Data for this task -
━━━

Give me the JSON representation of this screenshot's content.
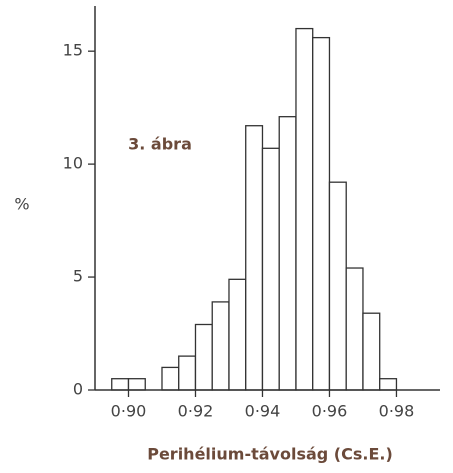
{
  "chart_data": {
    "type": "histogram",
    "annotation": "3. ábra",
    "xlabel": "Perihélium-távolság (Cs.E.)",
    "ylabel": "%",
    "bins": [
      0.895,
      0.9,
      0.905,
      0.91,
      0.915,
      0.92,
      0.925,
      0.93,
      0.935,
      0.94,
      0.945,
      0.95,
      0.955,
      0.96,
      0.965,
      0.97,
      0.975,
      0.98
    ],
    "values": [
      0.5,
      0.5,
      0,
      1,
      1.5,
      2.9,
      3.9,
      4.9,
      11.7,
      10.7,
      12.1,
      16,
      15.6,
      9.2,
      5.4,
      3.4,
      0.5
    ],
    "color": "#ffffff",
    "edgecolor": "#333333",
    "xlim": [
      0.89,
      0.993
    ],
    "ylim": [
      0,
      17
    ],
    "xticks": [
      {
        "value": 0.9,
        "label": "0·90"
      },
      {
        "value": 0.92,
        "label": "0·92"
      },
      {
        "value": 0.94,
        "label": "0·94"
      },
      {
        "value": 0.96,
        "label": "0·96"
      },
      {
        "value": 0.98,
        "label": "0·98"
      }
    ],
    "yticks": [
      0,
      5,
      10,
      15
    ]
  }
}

━━━

The problem -
An exact transcription of all the entries is required, without the pictures.

Solution for this exercise -
Give me the JSON representation of this screenshot's content.
{
  "chart_data": {
    "type": "histogram",
    "annotation": "3. ábra",
    "xlabel": "Perihélium-távolság (Cs.E.)",
    "ylabel": "%",
    "bins": [
      0.895,
      0.9,
      0.905,
      0.91,
      0.915,
      0.92,
      0.925,
      0.93,
      0.935,
      0.94,
      0.945,
      0.95,
      0.955,
      0.96,
      0.965,
      0.97,
      0.975,
      0.98
    ],
    "values": [
      0.5,
      0.5,
      0,
      1,
      1.5,
      2.9,
      3.9,
      4.9,
      11.7,
      10.7,
      12.1,
      16,
      15.6,
      9.2,
      5.4,
      3.4,
      0.5
    ],
    "color": "#ffffff",
    "edgecolor": "#333333",
    "xlim": [
      0.89,
      0.993
    ],
    "ylim": [
      0,
      17
    ],
    "xticks": [
      {
        "value": 0.9,
        "label": "0·90"
      },
      {
        "value": 0.92,
        "label": "0·92"
      },
      {
        "value": 0.94,
        "label": "0·94"
      },
      {
        "value": 0.96,
        "label": "0·96"
      },
      {
        "value": 0.98,
        "label": "0·98"
      }
    ],
    "yticks": [
      0,
      5,
      10,
      15
    ]
  }
}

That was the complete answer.